▶ Exercise objective
Can you write out, word for word, the data from its first line through the line holding "data-point (476, 348, 484, 356)", inclusive?

--- START Information supplied ---

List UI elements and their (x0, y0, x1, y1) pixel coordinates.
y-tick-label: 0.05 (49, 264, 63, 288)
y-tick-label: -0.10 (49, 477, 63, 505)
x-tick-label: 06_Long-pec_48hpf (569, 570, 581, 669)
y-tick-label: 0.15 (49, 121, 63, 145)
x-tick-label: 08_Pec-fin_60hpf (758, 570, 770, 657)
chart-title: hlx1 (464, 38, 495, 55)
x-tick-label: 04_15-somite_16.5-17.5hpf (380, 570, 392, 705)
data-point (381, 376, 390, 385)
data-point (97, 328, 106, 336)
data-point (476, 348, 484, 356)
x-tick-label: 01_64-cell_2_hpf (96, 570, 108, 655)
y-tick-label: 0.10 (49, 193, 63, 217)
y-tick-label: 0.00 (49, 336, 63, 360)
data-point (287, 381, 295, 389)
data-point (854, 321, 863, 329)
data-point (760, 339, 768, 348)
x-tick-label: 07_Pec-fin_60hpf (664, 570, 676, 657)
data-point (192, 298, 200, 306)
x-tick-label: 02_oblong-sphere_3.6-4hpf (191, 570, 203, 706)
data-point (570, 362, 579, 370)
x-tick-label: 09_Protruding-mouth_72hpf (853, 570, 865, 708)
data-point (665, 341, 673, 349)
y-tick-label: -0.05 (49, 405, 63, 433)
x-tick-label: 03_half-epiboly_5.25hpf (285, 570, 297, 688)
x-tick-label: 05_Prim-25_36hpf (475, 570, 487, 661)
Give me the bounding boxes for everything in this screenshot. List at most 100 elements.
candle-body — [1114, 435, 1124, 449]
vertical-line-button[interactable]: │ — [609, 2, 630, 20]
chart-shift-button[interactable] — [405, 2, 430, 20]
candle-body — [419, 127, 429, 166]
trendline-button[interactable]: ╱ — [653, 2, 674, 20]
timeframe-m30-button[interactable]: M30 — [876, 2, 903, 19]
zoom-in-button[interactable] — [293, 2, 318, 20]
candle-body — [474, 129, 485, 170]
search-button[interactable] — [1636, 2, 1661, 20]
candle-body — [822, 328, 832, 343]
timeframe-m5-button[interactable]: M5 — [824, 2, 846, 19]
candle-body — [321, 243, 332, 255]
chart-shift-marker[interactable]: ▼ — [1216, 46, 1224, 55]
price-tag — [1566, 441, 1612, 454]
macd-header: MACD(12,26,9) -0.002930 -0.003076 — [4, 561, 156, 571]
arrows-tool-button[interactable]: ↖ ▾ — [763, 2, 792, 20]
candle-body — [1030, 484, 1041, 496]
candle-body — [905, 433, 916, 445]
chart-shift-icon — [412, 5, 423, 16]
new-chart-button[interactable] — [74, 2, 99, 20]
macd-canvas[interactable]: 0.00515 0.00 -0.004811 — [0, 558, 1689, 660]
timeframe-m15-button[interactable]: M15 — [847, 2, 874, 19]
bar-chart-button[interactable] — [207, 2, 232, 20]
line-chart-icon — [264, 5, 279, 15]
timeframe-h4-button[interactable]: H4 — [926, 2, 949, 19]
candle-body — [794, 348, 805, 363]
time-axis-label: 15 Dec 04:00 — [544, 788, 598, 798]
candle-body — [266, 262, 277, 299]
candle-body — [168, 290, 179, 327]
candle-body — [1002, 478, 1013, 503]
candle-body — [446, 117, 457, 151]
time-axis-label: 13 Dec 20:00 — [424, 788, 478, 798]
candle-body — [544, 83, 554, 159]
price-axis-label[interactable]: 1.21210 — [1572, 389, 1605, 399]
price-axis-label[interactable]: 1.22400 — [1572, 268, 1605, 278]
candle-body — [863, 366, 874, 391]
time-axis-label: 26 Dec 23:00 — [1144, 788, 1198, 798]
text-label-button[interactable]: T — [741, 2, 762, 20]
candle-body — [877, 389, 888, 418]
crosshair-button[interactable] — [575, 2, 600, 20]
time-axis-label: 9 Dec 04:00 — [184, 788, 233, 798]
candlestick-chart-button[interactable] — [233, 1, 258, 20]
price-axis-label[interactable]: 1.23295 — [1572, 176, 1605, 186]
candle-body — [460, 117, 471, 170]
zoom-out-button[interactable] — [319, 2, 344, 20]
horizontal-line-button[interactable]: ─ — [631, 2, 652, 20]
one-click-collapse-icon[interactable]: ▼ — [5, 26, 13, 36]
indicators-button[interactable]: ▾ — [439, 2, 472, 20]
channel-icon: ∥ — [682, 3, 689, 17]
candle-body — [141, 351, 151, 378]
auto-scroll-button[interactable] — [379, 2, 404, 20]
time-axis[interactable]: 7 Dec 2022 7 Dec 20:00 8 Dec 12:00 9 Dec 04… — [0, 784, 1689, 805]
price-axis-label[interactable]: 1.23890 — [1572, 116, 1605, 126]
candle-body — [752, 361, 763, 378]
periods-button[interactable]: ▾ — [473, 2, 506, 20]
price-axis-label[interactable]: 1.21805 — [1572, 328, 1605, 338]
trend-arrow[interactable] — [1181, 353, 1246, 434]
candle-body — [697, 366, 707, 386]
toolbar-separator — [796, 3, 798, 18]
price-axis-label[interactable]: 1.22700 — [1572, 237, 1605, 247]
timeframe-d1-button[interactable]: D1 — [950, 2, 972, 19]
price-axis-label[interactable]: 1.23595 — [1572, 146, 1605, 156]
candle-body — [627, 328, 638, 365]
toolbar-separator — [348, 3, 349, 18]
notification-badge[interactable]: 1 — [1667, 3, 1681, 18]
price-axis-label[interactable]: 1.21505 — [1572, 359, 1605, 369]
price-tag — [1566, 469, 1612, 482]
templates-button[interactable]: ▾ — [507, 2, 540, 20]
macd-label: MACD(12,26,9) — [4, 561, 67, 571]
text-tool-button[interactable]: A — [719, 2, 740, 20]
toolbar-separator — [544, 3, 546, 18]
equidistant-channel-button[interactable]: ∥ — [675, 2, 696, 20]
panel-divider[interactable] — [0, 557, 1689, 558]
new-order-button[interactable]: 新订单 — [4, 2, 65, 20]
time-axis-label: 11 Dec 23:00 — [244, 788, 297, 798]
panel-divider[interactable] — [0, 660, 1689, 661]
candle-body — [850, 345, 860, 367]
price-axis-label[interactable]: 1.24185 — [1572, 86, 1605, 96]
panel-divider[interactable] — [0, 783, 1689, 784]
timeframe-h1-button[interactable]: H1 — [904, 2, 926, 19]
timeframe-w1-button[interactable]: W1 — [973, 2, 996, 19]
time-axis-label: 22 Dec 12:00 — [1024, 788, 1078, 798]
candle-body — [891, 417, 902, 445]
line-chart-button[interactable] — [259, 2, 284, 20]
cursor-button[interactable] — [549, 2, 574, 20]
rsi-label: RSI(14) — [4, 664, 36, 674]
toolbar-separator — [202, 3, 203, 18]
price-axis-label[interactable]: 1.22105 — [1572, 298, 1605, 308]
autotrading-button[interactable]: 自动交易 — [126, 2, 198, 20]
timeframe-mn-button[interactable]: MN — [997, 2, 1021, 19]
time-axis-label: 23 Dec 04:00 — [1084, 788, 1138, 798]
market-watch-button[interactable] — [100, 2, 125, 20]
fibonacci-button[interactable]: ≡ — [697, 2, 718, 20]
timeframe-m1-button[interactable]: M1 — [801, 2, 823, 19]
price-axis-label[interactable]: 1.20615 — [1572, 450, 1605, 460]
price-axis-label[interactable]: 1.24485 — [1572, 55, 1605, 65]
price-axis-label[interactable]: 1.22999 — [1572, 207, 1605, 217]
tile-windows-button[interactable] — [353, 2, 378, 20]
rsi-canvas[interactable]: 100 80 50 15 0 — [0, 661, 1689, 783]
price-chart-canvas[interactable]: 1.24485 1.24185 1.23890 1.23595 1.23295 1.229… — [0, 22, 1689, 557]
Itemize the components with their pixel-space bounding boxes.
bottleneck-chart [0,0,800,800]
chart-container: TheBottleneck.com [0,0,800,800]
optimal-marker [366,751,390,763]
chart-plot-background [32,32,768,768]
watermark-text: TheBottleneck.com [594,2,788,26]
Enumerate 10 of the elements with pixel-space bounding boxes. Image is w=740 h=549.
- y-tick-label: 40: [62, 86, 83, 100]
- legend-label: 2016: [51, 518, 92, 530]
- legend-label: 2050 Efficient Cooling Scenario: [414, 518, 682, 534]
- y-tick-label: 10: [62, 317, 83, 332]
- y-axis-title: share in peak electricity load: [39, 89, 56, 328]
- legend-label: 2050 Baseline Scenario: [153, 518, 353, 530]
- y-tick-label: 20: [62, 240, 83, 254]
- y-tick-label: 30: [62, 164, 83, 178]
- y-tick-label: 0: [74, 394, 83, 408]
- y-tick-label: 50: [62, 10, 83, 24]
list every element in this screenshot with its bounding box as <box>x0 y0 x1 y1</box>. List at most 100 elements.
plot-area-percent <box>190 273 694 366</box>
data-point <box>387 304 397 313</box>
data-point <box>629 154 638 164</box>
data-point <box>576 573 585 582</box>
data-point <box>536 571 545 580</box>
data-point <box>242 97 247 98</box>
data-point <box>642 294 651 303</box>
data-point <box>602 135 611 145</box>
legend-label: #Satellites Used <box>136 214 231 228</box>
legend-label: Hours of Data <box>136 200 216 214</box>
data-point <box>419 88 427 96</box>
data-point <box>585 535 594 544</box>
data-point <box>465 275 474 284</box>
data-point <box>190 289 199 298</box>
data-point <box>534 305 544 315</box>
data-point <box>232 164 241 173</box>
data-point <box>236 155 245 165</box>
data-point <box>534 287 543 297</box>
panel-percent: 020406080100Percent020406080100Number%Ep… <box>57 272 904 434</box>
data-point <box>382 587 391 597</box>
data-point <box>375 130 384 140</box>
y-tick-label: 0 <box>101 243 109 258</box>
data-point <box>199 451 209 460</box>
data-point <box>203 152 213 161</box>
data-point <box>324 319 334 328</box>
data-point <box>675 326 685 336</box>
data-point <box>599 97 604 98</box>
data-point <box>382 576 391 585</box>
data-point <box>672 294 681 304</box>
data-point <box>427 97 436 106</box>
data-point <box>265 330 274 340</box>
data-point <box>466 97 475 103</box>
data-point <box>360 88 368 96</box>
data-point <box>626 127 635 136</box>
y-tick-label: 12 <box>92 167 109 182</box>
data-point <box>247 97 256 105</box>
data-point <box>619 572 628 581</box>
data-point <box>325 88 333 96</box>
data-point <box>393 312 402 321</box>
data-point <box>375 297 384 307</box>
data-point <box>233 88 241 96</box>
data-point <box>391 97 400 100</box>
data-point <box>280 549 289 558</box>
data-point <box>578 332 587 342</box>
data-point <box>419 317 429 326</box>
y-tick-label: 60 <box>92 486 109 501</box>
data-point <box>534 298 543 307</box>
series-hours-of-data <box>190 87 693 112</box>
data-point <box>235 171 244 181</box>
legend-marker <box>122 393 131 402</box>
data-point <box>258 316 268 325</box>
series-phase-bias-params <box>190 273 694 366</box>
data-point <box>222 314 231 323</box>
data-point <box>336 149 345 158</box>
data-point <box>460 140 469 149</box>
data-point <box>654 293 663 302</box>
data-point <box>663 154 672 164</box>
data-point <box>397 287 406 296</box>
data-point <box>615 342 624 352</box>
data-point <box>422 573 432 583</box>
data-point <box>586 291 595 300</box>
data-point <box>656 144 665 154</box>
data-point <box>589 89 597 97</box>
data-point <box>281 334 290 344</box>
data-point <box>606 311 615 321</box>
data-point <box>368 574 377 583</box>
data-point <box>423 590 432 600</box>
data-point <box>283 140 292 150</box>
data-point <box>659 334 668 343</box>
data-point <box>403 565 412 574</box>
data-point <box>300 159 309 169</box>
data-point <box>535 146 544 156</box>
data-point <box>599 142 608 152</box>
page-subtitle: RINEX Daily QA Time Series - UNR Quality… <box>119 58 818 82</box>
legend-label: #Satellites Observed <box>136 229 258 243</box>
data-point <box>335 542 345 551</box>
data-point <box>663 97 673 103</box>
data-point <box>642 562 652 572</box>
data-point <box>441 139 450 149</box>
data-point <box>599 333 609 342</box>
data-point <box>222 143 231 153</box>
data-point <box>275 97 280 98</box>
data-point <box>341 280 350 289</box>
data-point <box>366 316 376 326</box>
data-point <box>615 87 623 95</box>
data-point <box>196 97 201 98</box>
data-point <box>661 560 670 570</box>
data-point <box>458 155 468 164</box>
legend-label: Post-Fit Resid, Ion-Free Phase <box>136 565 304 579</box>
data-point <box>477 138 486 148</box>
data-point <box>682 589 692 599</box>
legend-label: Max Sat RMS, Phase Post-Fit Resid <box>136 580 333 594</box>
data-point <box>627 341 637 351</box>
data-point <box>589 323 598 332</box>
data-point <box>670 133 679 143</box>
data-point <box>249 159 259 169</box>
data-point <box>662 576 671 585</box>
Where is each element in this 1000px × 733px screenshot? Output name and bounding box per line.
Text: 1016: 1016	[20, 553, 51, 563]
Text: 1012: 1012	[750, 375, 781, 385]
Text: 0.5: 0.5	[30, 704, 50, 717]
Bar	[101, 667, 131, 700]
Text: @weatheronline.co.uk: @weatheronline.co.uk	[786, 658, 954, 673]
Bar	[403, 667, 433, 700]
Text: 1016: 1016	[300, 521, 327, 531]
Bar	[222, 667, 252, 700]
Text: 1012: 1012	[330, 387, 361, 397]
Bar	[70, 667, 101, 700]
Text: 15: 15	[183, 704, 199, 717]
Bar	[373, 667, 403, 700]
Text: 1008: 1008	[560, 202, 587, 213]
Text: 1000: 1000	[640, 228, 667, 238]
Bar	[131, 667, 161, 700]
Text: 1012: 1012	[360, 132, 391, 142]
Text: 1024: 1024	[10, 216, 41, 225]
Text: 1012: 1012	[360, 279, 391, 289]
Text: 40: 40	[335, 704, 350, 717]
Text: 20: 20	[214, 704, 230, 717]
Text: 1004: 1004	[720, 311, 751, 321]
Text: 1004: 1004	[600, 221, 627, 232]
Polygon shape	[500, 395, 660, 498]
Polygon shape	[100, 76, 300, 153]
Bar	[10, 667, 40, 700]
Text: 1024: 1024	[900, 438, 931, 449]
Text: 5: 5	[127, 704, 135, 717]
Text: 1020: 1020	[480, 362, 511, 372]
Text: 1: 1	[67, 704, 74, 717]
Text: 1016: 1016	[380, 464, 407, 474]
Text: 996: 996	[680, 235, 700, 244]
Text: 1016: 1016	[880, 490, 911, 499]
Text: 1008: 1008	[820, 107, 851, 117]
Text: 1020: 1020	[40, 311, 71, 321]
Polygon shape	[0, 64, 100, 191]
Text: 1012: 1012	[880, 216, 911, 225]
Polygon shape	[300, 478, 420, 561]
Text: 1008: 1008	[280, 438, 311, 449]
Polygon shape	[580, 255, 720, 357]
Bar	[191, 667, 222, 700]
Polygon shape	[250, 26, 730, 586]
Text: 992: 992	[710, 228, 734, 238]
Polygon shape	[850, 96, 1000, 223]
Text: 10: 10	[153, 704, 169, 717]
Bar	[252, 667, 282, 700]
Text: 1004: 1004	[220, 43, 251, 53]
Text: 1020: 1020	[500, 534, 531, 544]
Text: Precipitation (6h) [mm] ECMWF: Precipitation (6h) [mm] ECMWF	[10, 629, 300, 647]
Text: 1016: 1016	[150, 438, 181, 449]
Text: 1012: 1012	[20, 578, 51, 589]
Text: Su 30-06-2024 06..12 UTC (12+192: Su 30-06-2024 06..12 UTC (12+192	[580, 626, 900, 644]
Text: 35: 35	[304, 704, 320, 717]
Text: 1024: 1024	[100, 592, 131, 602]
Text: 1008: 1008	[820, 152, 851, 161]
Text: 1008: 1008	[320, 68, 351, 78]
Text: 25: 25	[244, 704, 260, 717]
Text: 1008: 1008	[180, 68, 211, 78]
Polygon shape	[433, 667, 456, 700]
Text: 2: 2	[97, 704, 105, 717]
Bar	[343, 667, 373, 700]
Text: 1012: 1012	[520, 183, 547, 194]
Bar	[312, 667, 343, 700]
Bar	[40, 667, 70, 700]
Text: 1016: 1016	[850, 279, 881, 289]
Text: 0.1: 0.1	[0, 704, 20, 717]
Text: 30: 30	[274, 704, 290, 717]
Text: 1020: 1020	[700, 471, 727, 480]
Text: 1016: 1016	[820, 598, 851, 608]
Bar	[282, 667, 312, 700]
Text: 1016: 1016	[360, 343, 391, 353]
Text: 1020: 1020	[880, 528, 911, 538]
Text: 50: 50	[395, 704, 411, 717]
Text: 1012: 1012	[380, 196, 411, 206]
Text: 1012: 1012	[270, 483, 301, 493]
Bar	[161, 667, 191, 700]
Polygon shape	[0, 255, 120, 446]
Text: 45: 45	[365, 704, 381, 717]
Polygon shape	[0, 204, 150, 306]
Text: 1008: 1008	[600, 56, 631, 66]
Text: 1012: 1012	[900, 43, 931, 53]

--- END Information supplied ---

▶ Output for this exercise
List UI elements and their (x0, y0, x1, y1) pixel coordinates.
y-tick-label: 0.05 (49, 264, 63, 288)
y-tick-label: -0.10 (49, 477, 63, 505)
x-tick-label: 06_Long-pec_48hpf (569, 570, 581, 669)
y-tick-label: 0.15 (49, 121, 63, 145)
x-tick-label: 08_Pec-fin_60hpf (758, 570, 770, 657)
chart-title: hlx1 (464, 38, 495, 55)
x-tick-label: 04_15-somite_16.5-17.5hpf (380, 570, 392, 705)
data-point (381, 376, 390, 385)
data-point (97, 328, 106, 336)
data-point (476, 348, 484, 356)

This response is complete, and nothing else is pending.